**Problem description:**
Work out how many lines in the entries contain the string "tháng", and give nothing but that number.
BEGIN Supplied records
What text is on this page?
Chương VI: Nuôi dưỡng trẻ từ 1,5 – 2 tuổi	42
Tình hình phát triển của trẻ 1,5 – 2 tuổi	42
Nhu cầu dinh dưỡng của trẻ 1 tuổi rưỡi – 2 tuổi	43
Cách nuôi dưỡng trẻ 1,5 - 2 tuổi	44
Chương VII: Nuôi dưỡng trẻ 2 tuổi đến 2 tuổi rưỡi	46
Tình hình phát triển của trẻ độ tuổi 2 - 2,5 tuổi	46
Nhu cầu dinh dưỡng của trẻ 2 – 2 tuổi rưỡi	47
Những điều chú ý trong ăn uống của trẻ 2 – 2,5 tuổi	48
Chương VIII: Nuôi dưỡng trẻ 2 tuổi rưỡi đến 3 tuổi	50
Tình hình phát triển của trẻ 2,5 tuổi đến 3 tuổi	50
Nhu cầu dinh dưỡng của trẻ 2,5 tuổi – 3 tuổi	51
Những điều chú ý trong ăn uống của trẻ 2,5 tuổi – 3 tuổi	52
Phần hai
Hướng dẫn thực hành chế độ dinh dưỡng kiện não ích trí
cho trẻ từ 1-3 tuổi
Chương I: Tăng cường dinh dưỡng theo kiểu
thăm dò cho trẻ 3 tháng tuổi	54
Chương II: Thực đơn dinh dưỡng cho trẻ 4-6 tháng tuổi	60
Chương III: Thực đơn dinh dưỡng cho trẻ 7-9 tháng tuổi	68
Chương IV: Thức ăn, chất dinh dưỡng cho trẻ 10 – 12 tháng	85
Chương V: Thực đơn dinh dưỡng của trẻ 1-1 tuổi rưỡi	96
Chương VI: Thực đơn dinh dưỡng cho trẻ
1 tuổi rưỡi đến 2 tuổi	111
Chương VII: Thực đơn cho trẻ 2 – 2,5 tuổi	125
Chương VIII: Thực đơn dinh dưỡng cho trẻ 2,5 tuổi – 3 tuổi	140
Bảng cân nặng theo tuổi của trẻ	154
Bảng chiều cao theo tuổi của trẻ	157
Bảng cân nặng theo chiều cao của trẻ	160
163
END Supplied records
BEGIN Supplied records
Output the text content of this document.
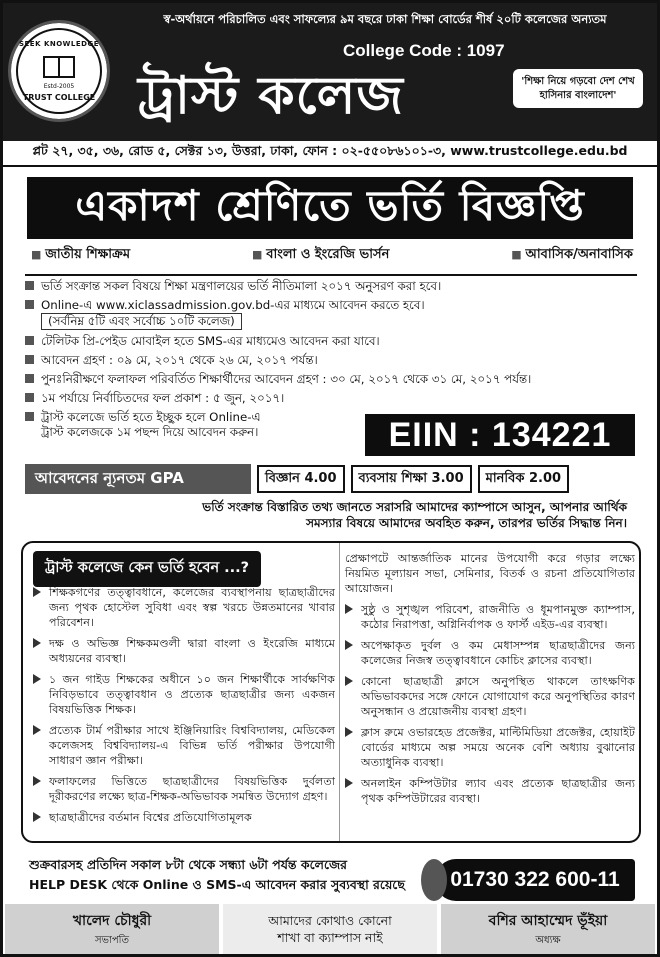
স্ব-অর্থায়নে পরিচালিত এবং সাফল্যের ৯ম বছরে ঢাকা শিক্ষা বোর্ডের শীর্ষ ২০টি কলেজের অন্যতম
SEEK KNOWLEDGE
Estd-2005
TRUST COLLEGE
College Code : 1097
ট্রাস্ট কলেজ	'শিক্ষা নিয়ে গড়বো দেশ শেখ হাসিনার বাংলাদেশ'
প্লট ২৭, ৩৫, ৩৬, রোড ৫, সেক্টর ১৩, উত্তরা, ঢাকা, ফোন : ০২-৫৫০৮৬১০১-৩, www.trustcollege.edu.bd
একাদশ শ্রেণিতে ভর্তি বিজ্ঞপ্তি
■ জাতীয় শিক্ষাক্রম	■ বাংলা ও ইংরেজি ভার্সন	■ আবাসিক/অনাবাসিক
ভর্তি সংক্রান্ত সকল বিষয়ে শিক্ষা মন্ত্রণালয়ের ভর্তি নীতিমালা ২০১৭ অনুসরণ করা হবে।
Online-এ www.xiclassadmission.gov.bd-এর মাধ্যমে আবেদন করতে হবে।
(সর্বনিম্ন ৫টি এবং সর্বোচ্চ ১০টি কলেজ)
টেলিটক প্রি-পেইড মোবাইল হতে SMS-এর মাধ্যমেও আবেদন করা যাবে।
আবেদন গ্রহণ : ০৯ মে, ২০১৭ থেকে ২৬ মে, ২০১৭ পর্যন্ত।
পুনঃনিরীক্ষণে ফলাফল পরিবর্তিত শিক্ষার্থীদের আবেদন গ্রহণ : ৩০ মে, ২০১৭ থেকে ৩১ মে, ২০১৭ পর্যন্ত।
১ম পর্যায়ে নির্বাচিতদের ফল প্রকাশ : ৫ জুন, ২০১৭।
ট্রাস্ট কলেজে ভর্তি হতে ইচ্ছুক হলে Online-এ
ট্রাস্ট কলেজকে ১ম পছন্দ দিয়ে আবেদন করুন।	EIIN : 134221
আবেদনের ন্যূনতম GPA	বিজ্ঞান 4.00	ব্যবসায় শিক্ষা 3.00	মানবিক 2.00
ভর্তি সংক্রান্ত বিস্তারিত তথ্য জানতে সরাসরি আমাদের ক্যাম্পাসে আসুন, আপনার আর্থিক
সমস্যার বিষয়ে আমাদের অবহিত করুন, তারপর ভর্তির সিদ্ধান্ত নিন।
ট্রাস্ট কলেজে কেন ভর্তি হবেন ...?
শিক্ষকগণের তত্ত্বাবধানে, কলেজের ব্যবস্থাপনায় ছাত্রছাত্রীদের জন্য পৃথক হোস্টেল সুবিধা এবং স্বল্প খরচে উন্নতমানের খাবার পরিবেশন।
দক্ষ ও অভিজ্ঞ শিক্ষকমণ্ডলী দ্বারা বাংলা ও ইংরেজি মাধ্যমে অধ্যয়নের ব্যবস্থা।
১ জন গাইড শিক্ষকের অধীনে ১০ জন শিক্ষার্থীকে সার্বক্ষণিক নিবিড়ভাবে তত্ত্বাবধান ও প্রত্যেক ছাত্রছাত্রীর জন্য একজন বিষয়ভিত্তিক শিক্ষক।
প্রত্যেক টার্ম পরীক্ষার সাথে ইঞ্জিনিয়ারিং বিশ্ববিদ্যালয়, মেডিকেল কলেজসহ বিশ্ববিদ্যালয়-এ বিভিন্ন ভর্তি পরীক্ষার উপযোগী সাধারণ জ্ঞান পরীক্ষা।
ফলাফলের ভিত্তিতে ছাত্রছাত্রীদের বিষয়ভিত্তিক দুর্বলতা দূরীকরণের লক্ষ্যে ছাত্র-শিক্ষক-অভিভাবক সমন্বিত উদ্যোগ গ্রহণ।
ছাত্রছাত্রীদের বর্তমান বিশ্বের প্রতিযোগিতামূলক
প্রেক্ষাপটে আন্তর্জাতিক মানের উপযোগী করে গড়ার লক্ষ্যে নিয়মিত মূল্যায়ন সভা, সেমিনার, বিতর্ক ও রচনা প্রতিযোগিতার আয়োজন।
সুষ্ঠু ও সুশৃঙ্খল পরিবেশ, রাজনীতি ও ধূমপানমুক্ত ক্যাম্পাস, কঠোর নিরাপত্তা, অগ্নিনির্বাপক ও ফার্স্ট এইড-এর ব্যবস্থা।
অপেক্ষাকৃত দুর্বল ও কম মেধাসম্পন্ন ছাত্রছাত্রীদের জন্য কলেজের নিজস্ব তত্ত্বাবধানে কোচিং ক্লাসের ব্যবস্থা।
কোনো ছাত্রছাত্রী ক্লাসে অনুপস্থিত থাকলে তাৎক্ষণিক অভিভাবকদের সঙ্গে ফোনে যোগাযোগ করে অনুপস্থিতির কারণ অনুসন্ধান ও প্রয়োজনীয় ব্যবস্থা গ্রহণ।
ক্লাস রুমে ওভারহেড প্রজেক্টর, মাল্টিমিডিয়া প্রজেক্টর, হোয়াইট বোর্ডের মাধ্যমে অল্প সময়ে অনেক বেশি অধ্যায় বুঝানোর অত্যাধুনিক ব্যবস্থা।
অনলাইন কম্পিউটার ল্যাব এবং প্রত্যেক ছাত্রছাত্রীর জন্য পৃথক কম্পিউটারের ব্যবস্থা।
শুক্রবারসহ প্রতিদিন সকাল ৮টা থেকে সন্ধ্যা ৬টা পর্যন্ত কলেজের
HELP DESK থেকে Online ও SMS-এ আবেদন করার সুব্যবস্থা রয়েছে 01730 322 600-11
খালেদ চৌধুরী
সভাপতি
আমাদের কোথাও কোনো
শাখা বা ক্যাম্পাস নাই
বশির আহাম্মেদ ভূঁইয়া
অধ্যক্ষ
END Supplied records
**Exercise response:**
4